## TASK INSTRUCTIONS
Repeat the lines below exactly as they appear, but leave out the images.

## MATERIAL PROVIDED

================

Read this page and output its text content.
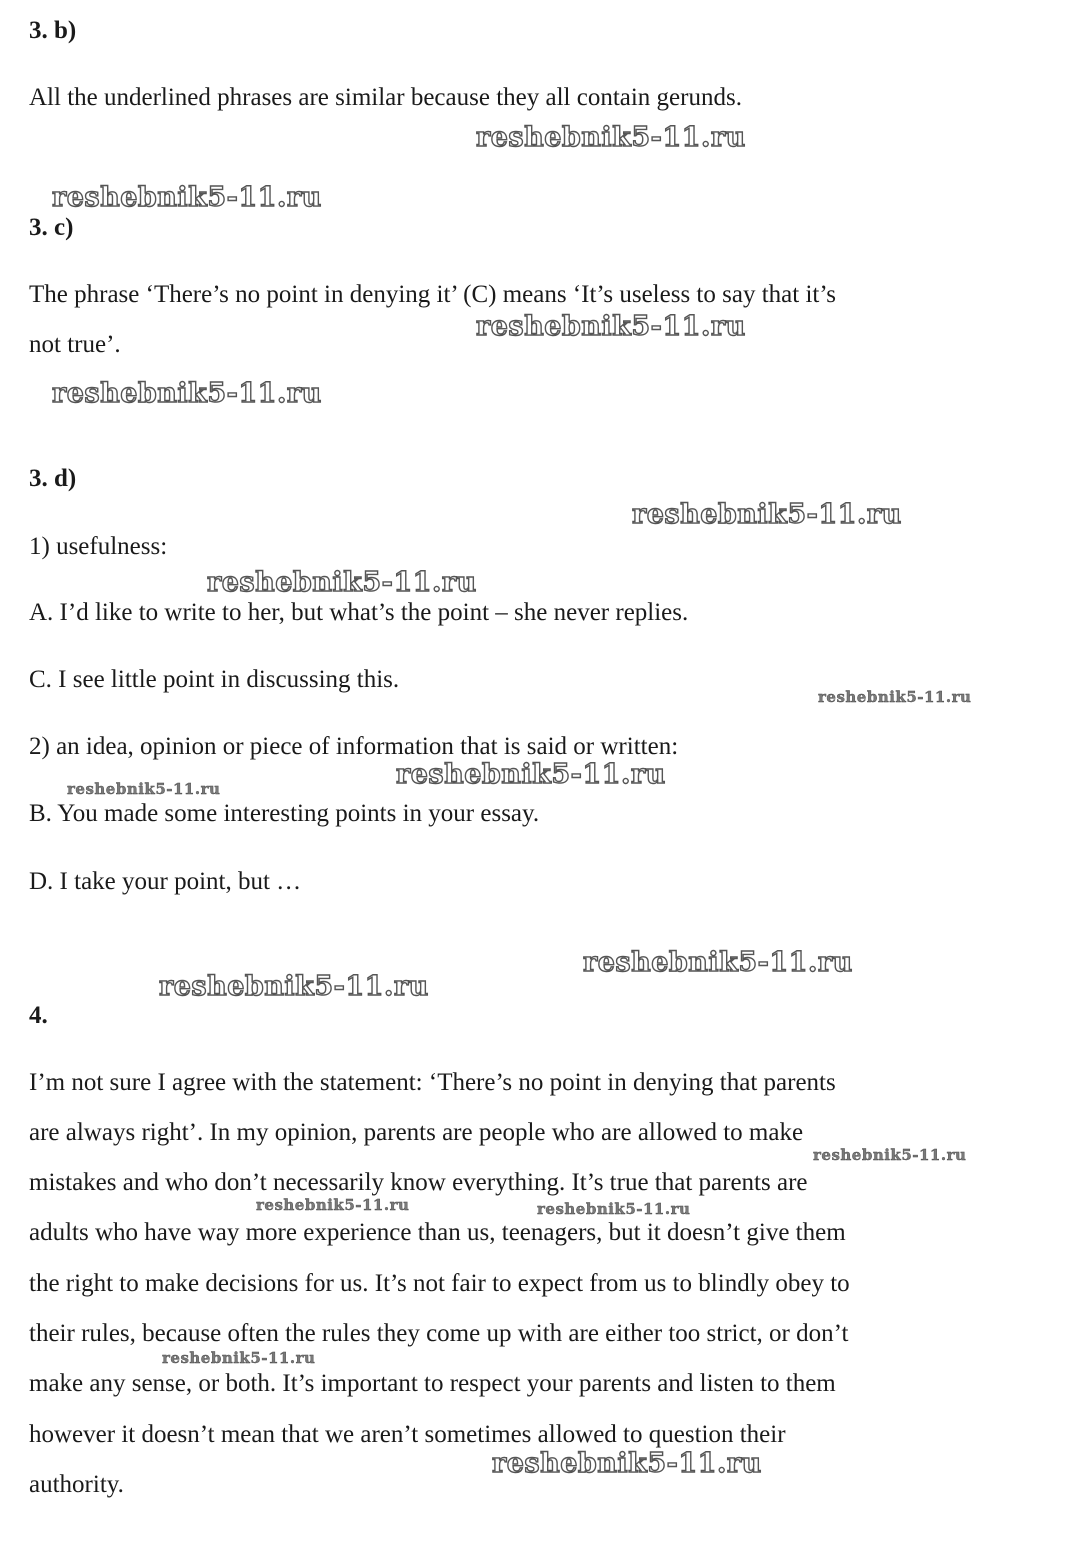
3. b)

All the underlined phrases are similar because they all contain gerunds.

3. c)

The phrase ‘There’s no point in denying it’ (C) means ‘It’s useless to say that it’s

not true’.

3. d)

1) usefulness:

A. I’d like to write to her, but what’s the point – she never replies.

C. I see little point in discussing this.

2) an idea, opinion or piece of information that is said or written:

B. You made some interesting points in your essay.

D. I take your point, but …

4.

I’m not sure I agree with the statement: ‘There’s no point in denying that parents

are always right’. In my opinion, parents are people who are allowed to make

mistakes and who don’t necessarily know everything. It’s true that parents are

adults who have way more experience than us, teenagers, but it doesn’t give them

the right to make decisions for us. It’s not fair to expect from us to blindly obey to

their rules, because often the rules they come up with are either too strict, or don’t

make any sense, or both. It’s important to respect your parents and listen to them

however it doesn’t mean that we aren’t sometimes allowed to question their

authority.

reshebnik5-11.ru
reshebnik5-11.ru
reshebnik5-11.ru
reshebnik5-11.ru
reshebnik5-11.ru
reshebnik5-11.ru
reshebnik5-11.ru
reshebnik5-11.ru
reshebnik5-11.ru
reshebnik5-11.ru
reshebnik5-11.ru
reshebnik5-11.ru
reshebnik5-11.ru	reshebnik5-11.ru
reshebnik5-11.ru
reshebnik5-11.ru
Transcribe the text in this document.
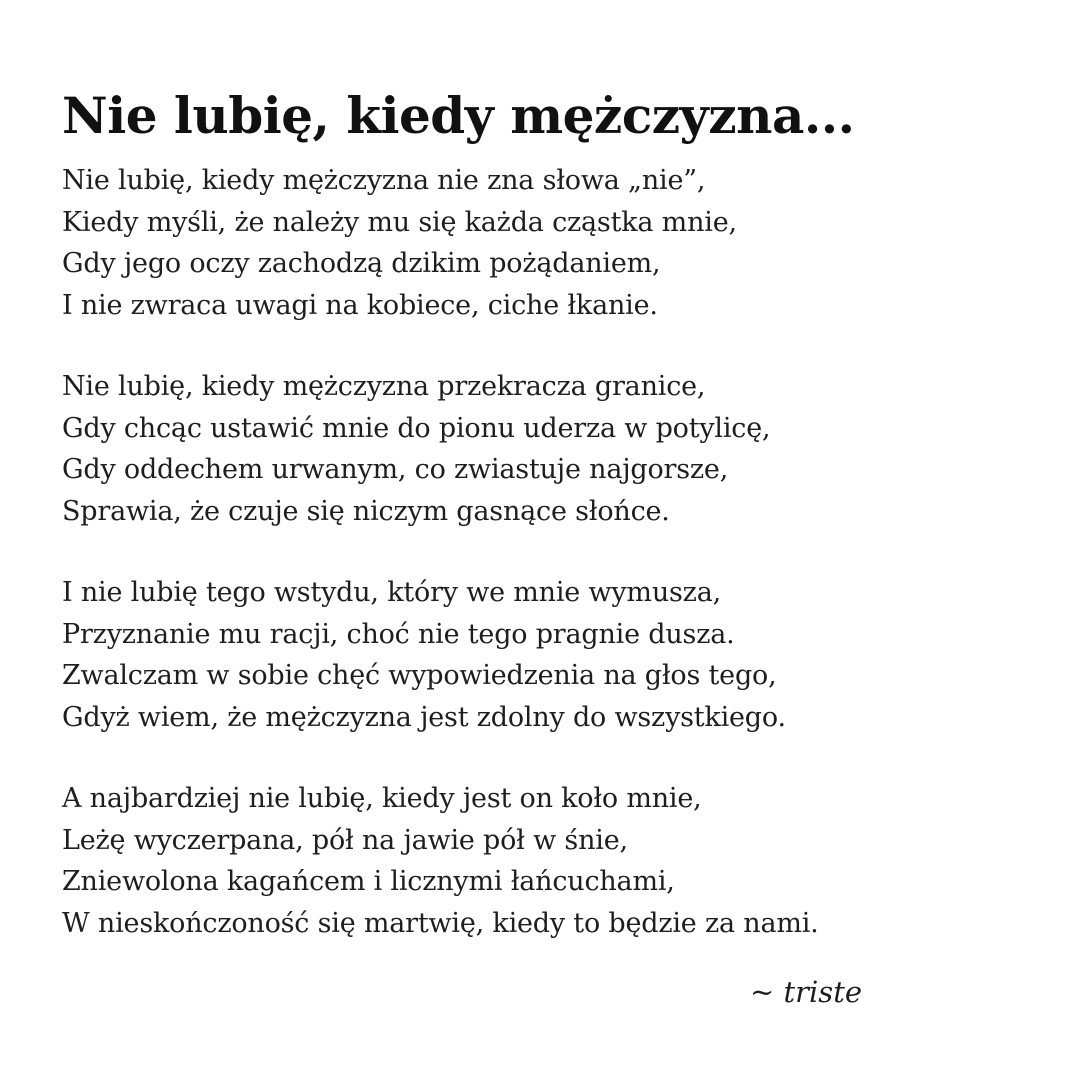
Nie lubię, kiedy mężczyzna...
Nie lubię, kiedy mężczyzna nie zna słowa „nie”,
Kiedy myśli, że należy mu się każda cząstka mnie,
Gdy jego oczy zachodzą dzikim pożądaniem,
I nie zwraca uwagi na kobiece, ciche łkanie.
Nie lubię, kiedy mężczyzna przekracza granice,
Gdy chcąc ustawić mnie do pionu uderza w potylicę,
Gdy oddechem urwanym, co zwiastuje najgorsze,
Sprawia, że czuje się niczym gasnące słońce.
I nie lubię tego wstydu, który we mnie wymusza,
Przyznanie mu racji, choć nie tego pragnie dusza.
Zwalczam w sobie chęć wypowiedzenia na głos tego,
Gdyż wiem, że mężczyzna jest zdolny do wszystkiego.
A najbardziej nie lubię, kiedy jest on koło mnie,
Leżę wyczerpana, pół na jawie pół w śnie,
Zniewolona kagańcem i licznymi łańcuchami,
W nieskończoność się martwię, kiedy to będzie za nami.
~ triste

================

## ANSWER TO THIS TASK
Read this page and output its text content.
3. b)

All the underlined phrases are similar because they all contain gerunds.

3. c)

The phrase ‘There’s no point in denying it’ (C) means ‘It’s useless to say that it’s

not true’.

3. d)

1) usefulness:

A. I’d like to write to her, but what’s the point – she never replies.

C. I see little point in discussing this.

2) an idea, opinion or piece of information that is said or written:

B. You made some interesting points in your essay.

D. I take your point, but …

4.

I’m not sure I agree with the statement: ‘There’s no point in denying that parents

are always right’. In my opinion, parents are people who are allowed to make

mistakes and who don’t necessarily know everything. It’s true that parents are

adults who have way more experience than us, teenagers, but it doesn’t give them

the right to make decisions for us. It’s not fair to expect from us to blindly obey to

their rules, because often the rules they come up with are either too strict, or don’t

make any sense, or both. It’s important to respect your parents and listen to them

however it doesn’t mean that we aren’t sometimes allowed to question their

authority.

reshebnik5-11.ru
reshebnik5-11.ru
reshebnik5-11.ru
reshebnik5-11.ru
reshebnik5-11.ru
reshebnik5-11.ru
reshebnik5-11.ru
reshebnik5-11.ru
reshebnik5-11.ru
reshebnik5-11.ru
reshebnik5-11.ru
reshebnik5-11.ru
reshebnik5-11.ru	reshebnik5-11.ru
reshebnik5-11.ru
reshebnik5-11.ru
Transcribe the text in this document.
Nie lubię, kiedy mężczyzna...
Nie lubię, kiedy mężczyzna nie zna słowa „nie”,
Kiedy myśli, że należy mu się każda cząstka mnie,
Gdy jego oczy zachodzą dzikim pożądaniem,
I nie zwraca uwagi na kobiece, ciche łkanie.
Nie lubię, kiedy mężczyzna przekracza granice,
Gdy chcąc ustawić mnie do pionu uderza w potylicę,
Gdy oddechem urwanym, co zwiastuje najgorsze,
Sprawia, że czuje się niczym gasnące słońce.
I nie lubię tego wstydu, który we mnie wymusza,
Przyznanie mu racji, choć nie tego pragnie dusza.
Zwalczam w sobie chęć wypowiedzenia na głos tego,
Gdyż wiem, że mężczyzna jest zdolny do wszystkiego.
A najbardziej nie lubię, kiedy jest on koło mnie,
Leżę wyczerpana, pół na jawie pół w śnie,
Zniewolona kagańcem i licznymi łańcuchami,
W nieskończoność się martwię, kiedy to będzie za nami.
~ triste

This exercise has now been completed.